* BEGIN *

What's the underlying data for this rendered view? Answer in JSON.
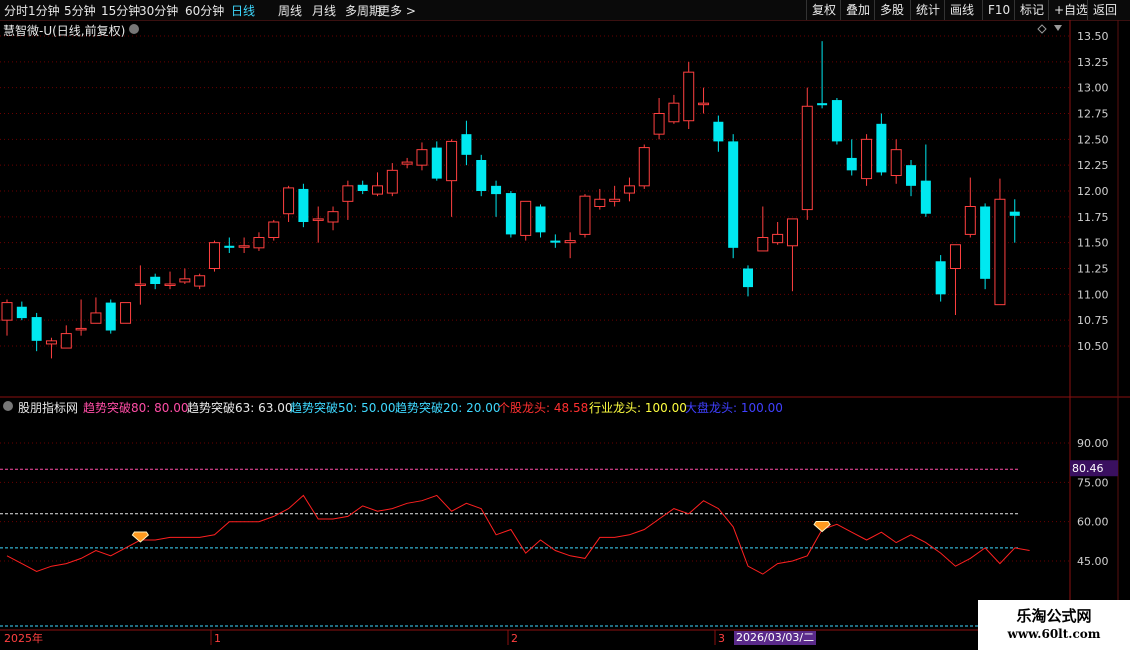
{
  "toolbar": {
    "periods": [
      "分时",
      "1分钟",
      "5分钟",
      "15分钟",
      "30分钟",
      "60分钟",
      "日线",
      "周线",
      "月线",
      "多周期",
      "更多 >"
    ],
    "active_period": "日线",
    "right_buttons": [
      "复权",
      "叠加",
      "多股",
      "统计",
      "画线",
      "F10",
      "标记",
      "+自选",
      "返回"
    ]
  },
  "chart_title": "慧智微-U(日线,前复权)",
  "price_axis": {
    "ticks": [
      "13.50",
      "13.25",
      "13.00",
      "12.75",
      "12.50",
      "12.25",
      "12.00",
      "11.75",
      "11.50",
      "11.25",
      "11.00",
      "10.75",
      "10.50"
    ]
  },
  "indicator": {
    "name": "股朋指标网",
    "legend": [
      {
        "text": "趋势突破80: 80.00",
        "color": "#ff4da6"
      },
      {
        "text": "趋势突破63: 63.00",
        "color": "#e8e8e8"
      },
      {
        "text": "趋势突破50: 50.00",
        "color": "#3fd9ff"
      },
      {
        "text": "趋势突破20: 20.00",
        "color": "#3fd9ff"
      },
      {
        "text": "个股龙头: 48.58",
        "color": "#ff3030"
      },
      {
        "text": "行业龙头: 100.00",
        "color": "#ffff40"
      },
      {
        "text": "大盘龙头: 100.00",
        "color": "#4040ff"
      }
    ],
    "axis_ticks": [
      "90.00",
      "75.00",
      "60.00",
      "45.00"
    ],
    "current_value": "80.46"
  },
  "time_axis": {
    "labels": [
      "2025年",
      "1",
      "2",
      "3"
    ],
    "cursor_date": "2026/03/03/二"
  },
  "watermark": {
    "line1": "乐淘公式网",
    "line2": "www.60lt.com"
  },
  "colors": {
    "up": "#ff4040",
    "down": "#00e8f0",
    "grid": "#6a0000",
    "line80": "#ff4da6",
    "line63": "#e8e8e8",
    "line50": "#3fd9ff",
    "indicator": "#ff2020"
  },
  "chart_data": {
    "type": "candlestick",
    "title": "慧智微-U(日线,前复权)",
    "ylim": [
      10.25,
      13.55
    ],
    "candles": [
      {
        "o": 10.75,
        "h": 10.95,
        "l": 10.6,
        "c": 10.92
      },
      {
        "o": 10.88,
        "h": 10.93,
        "l": 10.75,
        "c": 10.77
      },
      {
        "o": 10.78,
        "h": 10.82,
        "l": 10.45,
        "c": 10.55
      },
      {
        "o": 10.52,
        "h": 10.58,
        "l": 10.38,
        "c": 10.55
      },
      {
        "o": 10.48,
        "h": 10.7,
        "l": 10.48,
        "c": 10.62
      },
      {
        "o": 10.66,
        "h": 10.95,
        "l": 10.6,
        "c": 10.67
      },
      {
        "o": 10.72,
        "h": 10.97,
        "l": 10.72,
        "c": 10.82
      },
      {
        "o": 10.92,
        "h": 10.95,
        "l": 10.62,
        "c": 10.65
      },
      {
        "o": 10.72,
        "h": 10.92,
        "l": 10.72,
        "c": 10.92
      },
      {
        "o": 11.1,
        "h": 11.28,
        "l": 10.9,
        "c": 11.1
      },
      {
        "o": 11.17,
        "h": 11.2,
        "l": 11.05,
        "c": 11.1
      },
      {
        "o": 11.09,
        "h": 11.22,
        "l": 11.05,
        "c": 11.1
      },
      {
        "o": 11.12,
        "h": 11.25,
        "l": 11.1,
        "c": 11.15
      },
      {
        "o": 11.08,
        "h": 11.2,
        "l": 11.05,
        "c": 11.18
      },
      {
        "o": 11.25,
        "h": 11.52,
        "l": 11.22,
        "c": 11.5
      },
      {
        "o": 11.47,
        "h": 11.55,
        "l": 11.4,
        "c": 11.45
      },
      {
        "o": 11.47,
        "h": 11.55,
        "l": 11.4,
        "c": 11.47
      },
      {
        "o": 11.45,
        "h": 11.6,
        "l": 11.42,
        "c": 11.55
      },
      {
        "o": 11.55,
        "h": 11.72,
        "l": 11.52,
        "c": 11.7
      },
      {
        "o": 11.78,
        "h": 12.05,
        "l": 11.7,
        "c": 12.03
      },
      {
        "o": 12.02,
        "h": 12.07,
        "l": 11.65,
        "c": 11.7
      },
      {
        "o": 11.72,
        "h": 11.85,
        "l": 11.5,
        "c": 11.73
      },
      {
        "o": 11.7,
        "h": 11.85,
        "l": 11.62,
        "c": 11.8
      },
      {
        "o": 11.9,
        "h": 12.1,
        "l": 11.72,
        "c": 12.05
      },
      {
        "o": 12.06,
        "h": 12.1,
        "l": 11.97,
        "c": 12.0
      },
      {
        "o": 11.97,
        "h": 12.18,
        "l": 11.95,
        "c": 12.05
      },
      {
        "o": 11.98,
        "h": 12.27,
        "l": 11.95,
        "c": 12.2
      },
      {
        "o": 12.26,
        "h": 12.32,
        "l": 12.22,
        "c": 12.28
      },
      {
        "o": 12.25,
        "h": 12.47,
        "l": 12.2,
        "c": 12.4
      },
      {
        "o": 12.42,
        "h": 12.48,
        "l": 12.1,
        "c": 12.12
      },
      {
        "o": 12.1,
        "h": 12.5,
        "l": 11.75,
        "c": 12.48
      },
      {
        "o": 12.55,
        "h": 12.68,
        "l": 12.25,
        "c": 12.35
      },
      {
        "o": 12.3,
        "h": 12.35,
        "l": 11.95,
        "c": 12.0
      },
      {
        "o": 12.05,
        "h": 12.1,
        "l": 11.75,
        "c": 11.97
      },
      {
        "o": 11.98,
        "h": 12.0,
        "l": 11.55,
        "c": 11.58
      },
      {
        "o": 11.57,
        "h": 11.9,
        "l": 11.52,
        "c": 11.9
      },
      {
        "o": 11.85,
        "h": 11.87,
        "l": 11.55,
        "c": 11.6
      },
      {
        "o": 11.52,
        "h": 11.58,
        "l": 11.45,
        "c": 11.5
      },
      {
        "o": 11.5,
        "h": 11.6,
        "l": 11.35,
        "c": 11.52
      },
      {
        "o": 11.58,
        "h": 11.97,
        "l": 11.55,
        "c": 11.95
      },
      {
        "o": 11.85,
        "h": 12.02,
        "l": 11.82,
        "c": 11.92
      },
      {
        "o": 11.9,
        "h": 12.05,
        "l": 11.85,
        "c": 11.92
      },
      {
        "o": 11.98,
        "h": 12.13,
        "l": 11.9,
        "c": 12.05
      },
      {
        "o": 12.05,
        "h": 12.45,
        "l": 12.02,
        "c": 12.42
      },
      {
        "o": 12.55,
        "h": 12.9,
        "l": 12.5,
        "c": 12.75
      },
      {
        "o": 12.67,
        "h": 12.93,
        "l": 12.65,
        "c": 12.85
      },
      {
        "o": 12.68,
        "h": 13.25,
        "l": 12.6,
        "c": 13.15
      },
      {
        "o": 12.85,
        "h": 13.0,
        "l": 12.75,
        "c": 12.85
      },
      {
        "o": 12.67,
        "h": 12.73,
        "l": 12.38,
        "c": 12.48
      },
      {
        "o": 12.48,
        "h": 12.55,
        "l": 11.35,
        "c": 11.45
      },
      {
        "o": 11.25,
        "h": 11.28,
        "l": 10.98,
        "c": 11.07
      },
      {
        "o": 11.42,
        "h": 11.85,
        "l": 11.42,
        "c": 11.55
      },
      {
        "o": 11.5,
        "h": 11.7,
        "l": 11.48,
        "c": 11.58
      },
      {
        "o": 11.47,
        "h": 11.73,
        "l": 11.03,
        "c": 11.73
      },
      {
        "o": 11.82,
        "h": 13.0,
        "l": 11.72,
        "c": 12.82
      },
      {
        "o": 12.85,
        "h": 13.45,
        "l": 12.8,
        "c": 12.83
      },
      {
        "o": 12.88,
        "h": 12.9,
        "l": 12.45,
        "c": 12.48
      },
      {
        "o": 12.32,
        "h": 12.5,
        "l": 12.15,
        "c": 12.2
      },
      {
        "o": 12.12,
        "h": 12.55,
        "l": 12.05,
        "c": 12.5
      },
      {
        "o": 12.65,
        "h": 12.75,
        "l": 12.15,
        "c": 12.18
      },
      {
        "o": 12.15,
        "h": 12.5,
        "l": 12.07,
        "c": 12.4
      },
      {
        "o": 12.25,
        "h": 12.3,
        "l": 11.95,
        "c": 12.05
      },
      {
        "o": 12.1,
        "h": 12.45,
        "l": 11.75,
        "c": 11.78
      },
      {
        "o": 11.32,
        "h": 11.38,
        "l": 10.93,
        "c": 11.0
      },
      {
        "o": 11.25,
        "h": 11.45,
        "l": 10.8,
        "c": 11.48
      },
      {
        "o": 11.58,
        "h": 12.13,
        "l": 11.55,
        "c": 11.85
      },
      {
        "o": 11.85,
        "h": 11.88,
        "l": 11.05,
        "c": 11.15
      },
      {
        "o": 10.9,
        "h": 12.12,
        "l": 10.9,
        "c": 11.92
      },
      {
        "o": 11.8,
        "h": 11.92,
        "l": 11.5,
        "c": 11.76
      }
    ],
    "indicator_series": {
      "name": "个股龙头",
      "ylim": [
        40,
        95
      ],
      "values": [
        47,
        44,
        41,
        43,
        44,
        46,
        49,
        47,
        50,
        53,
        53,
        54,
        54,
        54,
        55,
        60,
        60,
        60,
        62,
        65,
        70,
        61,
        61,
        62,
        66,
        64,
        65,
        67,
        68,
        70,
        64,
        67,
        65,
        55,
        57,
        48,
        53,
        49,
        47,
        46,
        54,
        54,
        55,
        57,
        61,
        65,
        63,
        68,
        65,
        58,
        43,
        40,
        44,
        45,
        47,
        57,
        59,
        56,
        53,
        56,
        52,
        55,
        52,
        48,
        43,
        46,
        50,
        44,
        50,
        49
      ],
      "markers": [
        9,
        55
      ]
    },
    "reference_lines": [
      80,
      63,
      50,
      20
    ]
  }
}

* END *

STATED GOAL ->
Examine the records and pull out every line where the string "text" occurs.

WRITTEN ANSWER ->
        "text": "趋势突破80: 80.00",
        "text": "趋势突破63: 63.00",
        "text": "趋势突破50: 50.00",
        "text": "趋势突破20: 20.00",
        "text": "个股龙头: 48.58",
        "text": "行业龙头: 100.00",
        "text": "大盘龙头: 100.00",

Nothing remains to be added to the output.